Copy every record below exactly.

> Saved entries
- - - - - - -
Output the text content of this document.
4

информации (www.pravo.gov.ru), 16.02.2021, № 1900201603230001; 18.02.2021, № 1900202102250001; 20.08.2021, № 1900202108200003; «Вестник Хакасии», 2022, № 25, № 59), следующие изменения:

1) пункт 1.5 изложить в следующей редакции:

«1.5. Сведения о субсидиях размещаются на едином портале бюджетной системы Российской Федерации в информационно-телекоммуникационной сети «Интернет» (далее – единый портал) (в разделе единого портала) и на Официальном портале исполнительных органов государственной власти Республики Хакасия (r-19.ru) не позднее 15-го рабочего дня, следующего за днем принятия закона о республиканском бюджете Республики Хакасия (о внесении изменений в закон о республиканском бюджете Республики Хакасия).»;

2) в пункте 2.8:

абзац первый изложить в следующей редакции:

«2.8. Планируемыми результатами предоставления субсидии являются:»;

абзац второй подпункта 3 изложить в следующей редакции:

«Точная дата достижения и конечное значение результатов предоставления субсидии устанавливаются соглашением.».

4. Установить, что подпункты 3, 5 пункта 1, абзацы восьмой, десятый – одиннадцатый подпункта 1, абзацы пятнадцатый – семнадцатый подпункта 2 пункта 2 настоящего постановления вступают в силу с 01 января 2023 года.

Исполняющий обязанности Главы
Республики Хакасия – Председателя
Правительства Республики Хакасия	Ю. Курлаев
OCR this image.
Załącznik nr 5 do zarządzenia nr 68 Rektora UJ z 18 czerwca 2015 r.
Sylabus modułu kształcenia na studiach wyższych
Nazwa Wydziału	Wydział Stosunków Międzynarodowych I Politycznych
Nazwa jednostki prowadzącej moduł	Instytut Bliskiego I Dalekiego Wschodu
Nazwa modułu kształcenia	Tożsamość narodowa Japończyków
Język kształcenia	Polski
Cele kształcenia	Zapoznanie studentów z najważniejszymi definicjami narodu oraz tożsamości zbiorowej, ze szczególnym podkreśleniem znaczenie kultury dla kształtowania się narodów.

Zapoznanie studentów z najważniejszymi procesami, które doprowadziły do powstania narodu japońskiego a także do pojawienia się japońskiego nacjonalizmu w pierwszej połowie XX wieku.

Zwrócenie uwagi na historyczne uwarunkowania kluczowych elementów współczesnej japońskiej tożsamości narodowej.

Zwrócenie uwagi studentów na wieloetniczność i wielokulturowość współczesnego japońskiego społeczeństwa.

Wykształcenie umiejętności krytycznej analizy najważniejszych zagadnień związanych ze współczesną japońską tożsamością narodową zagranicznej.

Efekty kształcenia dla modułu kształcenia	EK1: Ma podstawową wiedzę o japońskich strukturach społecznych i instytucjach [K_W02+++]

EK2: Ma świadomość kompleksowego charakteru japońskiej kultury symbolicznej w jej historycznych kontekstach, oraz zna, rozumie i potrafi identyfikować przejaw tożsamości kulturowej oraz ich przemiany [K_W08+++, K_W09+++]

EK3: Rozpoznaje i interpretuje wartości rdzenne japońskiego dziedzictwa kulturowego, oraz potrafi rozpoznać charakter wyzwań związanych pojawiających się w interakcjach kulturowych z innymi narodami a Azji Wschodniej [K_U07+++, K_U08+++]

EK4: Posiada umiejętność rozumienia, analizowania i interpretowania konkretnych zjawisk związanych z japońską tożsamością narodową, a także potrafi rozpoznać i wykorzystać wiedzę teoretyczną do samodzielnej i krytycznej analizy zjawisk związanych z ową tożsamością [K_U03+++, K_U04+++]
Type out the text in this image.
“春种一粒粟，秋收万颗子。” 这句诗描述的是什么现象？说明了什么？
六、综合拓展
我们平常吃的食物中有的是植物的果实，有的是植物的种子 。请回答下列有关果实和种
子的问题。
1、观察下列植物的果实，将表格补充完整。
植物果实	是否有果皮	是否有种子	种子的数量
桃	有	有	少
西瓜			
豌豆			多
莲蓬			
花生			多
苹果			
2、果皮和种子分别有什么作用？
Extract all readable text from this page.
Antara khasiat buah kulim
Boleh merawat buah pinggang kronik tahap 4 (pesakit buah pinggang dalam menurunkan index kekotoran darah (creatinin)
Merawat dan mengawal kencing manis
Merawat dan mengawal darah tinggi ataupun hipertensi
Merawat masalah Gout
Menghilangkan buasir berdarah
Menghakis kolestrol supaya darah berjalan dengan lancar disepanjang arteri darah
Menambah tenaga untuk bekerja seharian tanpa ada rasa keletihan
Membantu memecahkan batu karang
- - - - - - -
> Full output
Output the text content of this document.
4

информации (www.pravo.gov.ru), 16.02.2021, № 1900201603230001; 18.02.2021, № 1900202102250001; 20.08.2021, № 1900202108200003; «Вестник Хакасии», 2022, № 25, № 59), следующие изменения:

1) пункт 1.5 изложить в следующей редакции:

«1.5. Сведения о субсидиях размещаются на едином портале бюджетной системы Российской Федерации в информационно-телекоммуникационной сети «Интернет» (далее – единый портал) (в разделе единого портала) и на Официальном портале исполнительных органов государственной власти Республики Хакасия (r-19.ru) не позднее 15-го рабочего дня, следующего за днем принятия закона о республиканском бюджете Республики Хакасия (о внесении изменений в закон о республиканском бюджете Республики Хакасия).»;

2) в пункте 2.8:

абзац первый изложить в следующей редакции:

«2.8. Планируемыми результатами предоставления субсидии являются:»;

абзац второй подпункта 3 изложить в следующей редакции:

«Точная дата достижения и конечное значение результатов предоставления субсидии устанавливаются соглашением.».

4. Установить, что подпункты 3, 5 пункта 1, абзацы восьмой, десятый – одиннадцатый подпункта 1, абзацы пятнадцатый – семнадцатый подпункта 2 пункта 2 настоящего постановления вступают в силу с 01 января 2023 года.

Исполняющий обязанности Главы
Республики Хакасия – Председателя
Правительства Республики Хакасия	Ю. Курлаев
OCR this image.
Załącznik nr 5 do zarządzenia nr 68 Rektora UJ z 18 czerwca 2015 r.
Sylabus modułu kształcenia na studiach wyższych
Nazwa Wydziału	Wydział Stosunków Międzynarodowych I Politycznych
Nazwa jednostki prowadzącej moduł	Instytut Bliskiego I Dalekiego Wschodu
Nazwa modułu kształcenia	Tożsamość narodowa Japończyków
Język kształcenia	Polski
Cele kształcenia	Zapoznanie studentów z najważniejszymi definicjami narodu oraz tożsamości zbiorowej, ze szczególnym podkreśleniem znaczenie kultury dla kształtowania się narodów.

Zapoznanie studentów z najważniejszymi procesami, które doprowadziły do powstania narodu japońskiego a także do pojawienia się japońskiego nacjonalizmu w pierwszej połowie XX wieku.

Zwrócenie uwagi na historyczne uwarunkowania kluczowych elementów współczesnej japońskiej tożsamości narodowej.

Zwrócenie uwagi studentów na wieloetniczność i wielokulturowość współczesnego japońskiego społeczeństwa.

Wykształcenie umiejętności krytycznej analizy najważniejszych zagadnień związanych ze współczesną japońską tożsamością narodową zagranicznej.

Efekty kształcenia dla modułu kształcenia	EK1: Ma podstawową wiedzę o japońskich strukturach społecznych i instytucjach [K_W02+++]

EK2: Ma świadomość kompleksowego charakteru japońskiej kultury symbolicznej w jej historycznych kontekstach, oraz zna, rozumie i potrafi identyfikować przejaw tożsamości kulturowej oraz ich przemiany [K_W08+++, K_W09+++]

EK3: Rozpoznaje i interpretuje wartości rdzenne japońskiego dziedzictwa kulturowego, oraz potrafi rozpoznać charakter wyzwań związanych pojawiających się w interakcjach kulturowych z innymi narodami a Azji Wschodniej [K_U07+++, K_U08+++]

EK4: Posiada umiejętność rozumienia, analizowania i interpretowania konkretnych zjawisk związanych z japońską tożsamością narodową, a także potrafi rozpoznać i wykorzystać wiedzę teoretyczną do samodzielnej i krytycznej analizy zjawisk związanych z ową tożsamością [K_U03+++, K_U04+++]
Type out the text in this image.
“春种一粒粟，秋收万颗子。” 这句诗描述的是什么现象？说明了什么？
六、综合拓展
我们平常吃的食物中有的是植物的果实，有的是植物的种子 。请回答下列有关果实和种
子的问题。
1、观察下列植物的果实，将表格补充完整。
植物果实	是否有果皮	是否有种子	种子的数量
桃	有	有	少
西瓜			
豌豆			多
莲蓬			
花生			多
苹果			
2、果皮和种子分别有什么作用？
Extract all readable text from this page.
Antara khasiat buah kulim
Boleh merawat buah pinggang kronik tahap 4 (pesakit buah pinggang dalam menurunkan index kekotoran darah (creatinin)
Merawat dan mengawal kencing manis
Merawat dan mengawal darah tinggi ataupun hipertensi
Merawat masalah Gout
Menghilangkan buasir berdarah
Menghakis kolestrol supaya darah berjalan dengan lancar disepanjang arteri darah
Menambah tenaga untuk bekerja seharian tanpa ada rasa keletihan
Membantu memecahkan batu karang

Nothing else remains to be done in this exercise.